Supplied material:
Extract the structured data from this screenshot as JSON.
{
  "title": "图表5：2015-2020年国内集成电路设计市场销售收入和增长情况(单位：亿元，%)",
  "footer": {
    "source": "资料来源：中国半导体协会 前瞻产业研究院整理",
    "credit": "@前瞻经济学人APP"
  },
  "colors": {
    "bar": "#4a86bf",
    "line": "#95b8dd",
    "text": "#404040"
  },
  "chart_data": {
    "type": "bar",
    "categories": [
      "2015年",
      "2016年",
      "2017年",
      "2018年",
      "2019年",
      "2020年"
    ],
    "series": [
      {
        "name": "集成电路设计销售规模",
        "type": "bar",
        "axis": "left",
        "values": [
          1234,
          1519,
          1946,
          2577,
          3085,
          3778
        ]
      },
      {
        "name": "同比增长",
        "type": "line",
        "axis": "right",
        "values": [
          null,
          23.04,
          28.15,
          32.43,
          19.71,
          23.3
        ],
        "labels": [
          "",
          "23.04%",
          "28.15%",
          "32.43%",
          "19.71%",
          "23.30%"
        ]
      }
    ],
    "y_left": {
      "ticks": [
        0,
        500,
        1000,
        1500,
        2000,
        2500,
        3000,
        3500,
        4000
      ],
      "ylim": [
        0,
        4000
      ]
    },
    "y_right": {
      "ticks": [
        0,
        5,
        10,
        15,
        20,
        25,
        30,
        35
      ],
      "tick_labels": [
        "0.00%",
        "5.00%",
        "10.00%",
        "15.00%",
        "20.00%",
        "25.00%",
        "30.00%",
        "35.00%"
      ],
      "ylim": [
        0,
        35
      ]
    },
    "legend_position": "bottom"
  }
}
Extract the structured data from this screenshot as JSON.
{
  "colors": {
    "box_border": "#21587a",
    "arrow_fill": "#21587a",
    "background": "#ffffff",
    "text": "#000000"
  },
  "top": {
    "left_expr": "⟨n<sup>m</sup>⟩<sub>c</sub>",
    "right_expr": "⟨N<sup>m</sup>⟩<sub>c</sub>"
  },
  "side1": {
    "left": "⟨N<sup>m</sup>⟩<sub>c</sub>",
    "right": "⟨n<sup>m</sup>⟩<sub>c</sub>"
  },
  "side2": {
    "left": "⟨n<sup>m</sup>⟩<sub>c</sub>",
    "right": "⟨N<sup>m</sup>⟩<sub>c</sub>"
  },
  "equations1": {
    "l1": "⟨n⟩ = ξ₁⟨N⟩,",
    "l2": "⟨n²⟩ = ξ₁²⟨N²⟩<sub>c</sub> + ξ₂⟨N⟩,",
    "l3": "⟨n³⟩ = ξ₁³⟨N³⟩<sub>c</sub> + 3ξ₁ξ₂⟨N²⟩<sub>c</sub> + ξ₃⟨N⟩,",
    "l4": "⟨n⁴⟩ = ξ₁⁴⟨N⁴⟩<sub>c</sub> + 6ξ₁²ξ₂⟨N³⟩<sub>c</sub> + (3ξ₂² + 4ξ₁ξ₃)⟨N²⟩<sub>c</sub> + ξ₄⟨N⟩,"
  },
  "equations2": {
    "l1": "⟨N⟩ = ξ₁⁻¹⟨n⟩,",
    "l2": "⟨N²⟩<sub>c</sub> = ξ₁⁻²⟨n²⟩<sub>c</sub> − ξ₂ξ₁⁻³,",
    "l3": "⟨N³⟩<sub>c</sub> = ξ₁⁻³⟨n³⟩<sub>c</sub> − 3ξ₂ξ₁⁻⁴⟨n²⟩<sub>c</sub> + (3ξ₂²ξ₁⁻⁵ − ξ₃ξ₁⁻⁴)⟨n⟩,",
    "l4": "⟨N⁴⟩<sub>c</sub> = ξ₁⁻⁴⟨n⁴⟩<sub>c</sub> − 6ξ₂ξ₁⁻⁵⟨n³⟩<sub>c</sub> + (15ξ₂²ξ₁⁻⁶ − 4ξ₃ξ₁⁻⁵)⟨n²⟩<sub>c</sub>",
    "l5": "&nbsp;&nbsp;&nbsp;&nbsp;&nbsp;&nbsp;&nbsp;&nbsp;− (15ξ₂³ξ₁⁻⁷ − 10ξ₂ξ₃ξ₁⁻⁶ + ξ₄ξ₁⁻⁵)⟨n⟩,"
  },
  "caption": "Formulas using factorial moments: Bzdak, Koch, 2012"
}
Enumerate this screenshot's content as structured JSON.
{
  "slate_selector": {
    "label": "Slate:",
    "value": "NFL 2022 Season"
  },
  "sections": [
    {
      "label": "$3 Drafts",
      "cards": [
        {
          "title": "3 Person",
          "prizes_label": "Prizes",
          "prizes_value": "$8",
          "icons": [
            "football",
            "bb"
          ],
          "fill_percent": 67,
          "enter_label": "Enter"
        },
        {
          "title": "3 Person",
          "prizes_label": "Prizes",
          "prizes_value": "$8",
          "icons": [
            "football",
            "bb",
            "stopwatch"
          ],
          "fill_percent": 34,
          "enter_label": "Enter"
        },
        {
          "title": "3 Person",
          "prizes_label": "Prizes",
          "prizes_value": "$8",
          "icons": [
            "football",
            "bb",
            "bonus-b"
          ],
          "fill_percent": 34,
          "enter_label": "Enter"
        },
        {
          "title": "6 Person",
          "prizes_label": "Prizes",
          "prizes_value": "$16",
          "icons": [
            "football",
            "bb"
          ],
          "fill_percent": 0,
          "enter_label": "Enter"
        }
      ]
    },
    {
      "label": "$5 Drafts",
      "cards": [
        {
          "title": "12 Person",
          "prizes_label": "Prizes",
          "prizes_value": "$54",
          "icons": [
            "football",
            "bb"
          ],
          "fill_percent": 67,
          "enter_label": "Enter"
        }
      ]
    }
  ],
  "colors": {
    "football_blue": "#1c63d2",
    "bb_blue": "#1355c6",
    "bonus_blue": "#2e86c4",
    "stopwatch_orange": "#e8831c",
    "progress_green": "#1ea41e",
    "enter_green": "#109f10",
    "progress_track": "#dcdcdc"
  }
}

What the exercise asks: Write the material out again in its entirety, exactly as shown.

Output of the task:
Extract the structured data from this screenshot as JSON.
{
  "title": "图表5：2015-2020年国内集成电路设计市场销售收入和增长情况(单位：亿元，%)",
  "footer": {
    "source": "资料来源：中国半导体协会 前瞻产业研究院整理",
    "credit": "@前瞻经济学人APP"
  },
  "colors": {
    "bar": "#4a86bf",
    "line": "#95b8dd",
    "text": "#404040"
  },
  "chart_data": {
    "type": "bar",
    "categories": [
      "2015年",
      "2016年",
      "2017年",
      "2018年",
      "2019年",
      "2020年"
    ],
    "series": [
      {
        "name": "集成电路设计销售规模",
        "type": "bar",
        "axis": "left",
        "values": [
          1234,
          1519,
          1946,
          2577,
          3085,
          3778
        ]
      },
      {
        "name": "同比增长",
        "type": "line",
        "axis": "right",
        "values": [
          null,
          23.04,
          28.15,
          32.43,
          19.71,
          23.3
        ],
        "labels": [
          "",
          "23.04%",
          "28.15%",
          "32.43%",
          "19.71%",
          "23.30%"
        ]
      }
    ],
    "y_left": {
      "ticks": [
        0,
        500,
        1000,
        1500,
        2000,
        2500,
        3000,
        3500,
        4000
      ],
      "ylim": [
        0,
        4000
      ]
    },
    "y_right": {
      "ticks": [
        0,
        5,
        10,
        15,
        20,
        25,
        30,
        35
      ],
      "tick_labels": [
        "0.00%",
        "5.00%",
        "10.00%",
        "15.00%",
        "20.00%",
        "25.00%",
        "30.00%",
        "35.00%"
      ],
      "ylim": [
        0,
        35
      ]
    },
    "legend_position": "bottom"
  }
}
Extract the structured data from this screenshot as JSON.
{
  "colors": {
    "box_border": "#21587a",
    "arrow_fill": "#21587a",
    "background": "#ffffff",
    "text": "#000000"
  },
  "top": {
    "left_expr": "⟨n<sup>m</sup>⟩<sub>c</sub>",
    "right_expr": "⟨N<sup>m</sup>⟩<sub>c</sub>"
  },
  "side1": {
    "left": "⟨N<sup>m</sup>⟩<sub>c</sub>",
    "right": "⟨n<sup>m</sup>⟩<sub>c</sub>"
  },
  "side2": {
    "left": "⟨n<sup>m</sup>⟩<sub>c</sub>",
    "right": "⟨N<sup>m</sup>⟩<sub>c</sub>"
  },
  "equations1": {
    "l1": "⟨n⟩ = ξ₁⟨N⟩,",
    "l2": "⟨n²⟩ = ξ₁²⟨N²⟩<sub>c</sub> + ξ₂⟨N⟩,",
    "l3": "⟨n³⟩ = ξ₁³⟨N³⟩<sub>c</sub> + 3ξ₁ξ₂⟨N²⟩<sub>c</sub> + ξ₃⟨N⟩,",
    "l4": "⟨n⁴⟩ = ξ₁⁴⟨N⁴⟩<sub>c</sub> + 6ξ₁²ξ₂⟨N³⟩<sub>c</sub> + (3ξ₂² + 4ξ₁ξ₃)⟨N²⟩<sub>c</sub> + ξ₄⟨N⟩,"
  },
  "equations2": {
    "l1": "⟨N⟩ = ξ₁⁻¹⟨n⟩,",
    "l2": "⟨N²⟩<sub>c</sub> = ξ₁⁻²⟨n²⟩<sub>c</sub> − ξ₂ξ₁⁻³,",
    "l3": "⟨N³⟩<sub>c</sub> = ξ₁⁻³⟨n³⟩<sub>c</sub> − 3ξ₂ξ₁⁻⁴⟨n²⟩<sub>c</sub> + (3ξ₂²ξ₁⁻⁵ − ξ₃ξ₁⁻⁴)⟨n⟩,",
    "l4": "⟨N⁴⟩<sub>c</sub> = ξ₁⁻⁴⟨n⁴⟩<sub>c</sub> − 6ξ₂ξ₁⁻⁵⟨n³⟩<sub>c</sub> + (15ξ₂²ξ₁⁻⁶ − 4ξ₃ξ₁⁻⁵)⟨n²⟩<sub>c</sub>",
    "l5": "&nbsp;&nbsp;&nbsp;&nbsp;&nbsp;&nbsp;&nbsp;&nbsp;− (15ξ₂³ξ₁⁻⁷ − 10ξ₂ξ₃ξ₁⁻⁶ + ξ₄ξ₁⁻⁵)⟨n⟩,"
  },
  "caption": "Formulas using factorial moments: Bzdak, Koch, 2012"
}
Enumerate this screenshot's content as structured JSON.
{
  "slate_selector": {
    "label": "Slate:",
    "value": "NFL 2022 Season"
  },
  "sections": [
    {
      "label": "$3 Drafts",
      "cards": [
        {
          "title": "3 Person",
          "prizes_label": "Prizes",
          "prizes_value": "$8",
          "icons": [
            "football",
            "bb"
          ],
          "fill_percent": 67,
          "enter_label": "Enter"
        },
        {
          "title": "3 Person",
          "prizes_label": "Prizes",
          "prizes_value": "$8",
          "icons": [
            "football",
            "bb",
            "stopwatch"
          ],
          "fill_percent": 34,
          "enter_label": "Enter"
        },
        {
          "title": "3 Person",
          "prizes_label": "Prizes",
          "prizes_value": "$8",
          "icons": [
            "football",
            "bb",
            "bonus-b"
          ],
          "fill_percent": 34,
          "enter_label": "Enter"
        },
        {
          "title": "6 Person",
          "prizes_label": "Prizes",
          "prizes_value": "$16",
          "icons": [
            "football",
            "bb"
          ],
          "fill_percent": 0,
          "enter_label": "Enter"
        }
      ]
    },
    {
      "label": "$5 Drafts",
      "cards": [
        {
          "title": "12 Person",
          "prizes_label": "Prizes",
          "prizes_value": "$54",
          "icons": [
            "football",
            "bb"
          ],
          "fill_percent": 67,
          "enter_label": "Enter"
        }
      ]
    }
  ],
  "colors": {
    "football_blue": "#1c63d2",
    "bb_blue": "#1355c6",
    "bonus_blue": "#2e86c4",
    "stopwatch_orange": "#e8831c",
    "progress_green": "#1ea41e",
    "enter_green": "#109f10",
    "progress_track": "#dcdcdc"
  }
}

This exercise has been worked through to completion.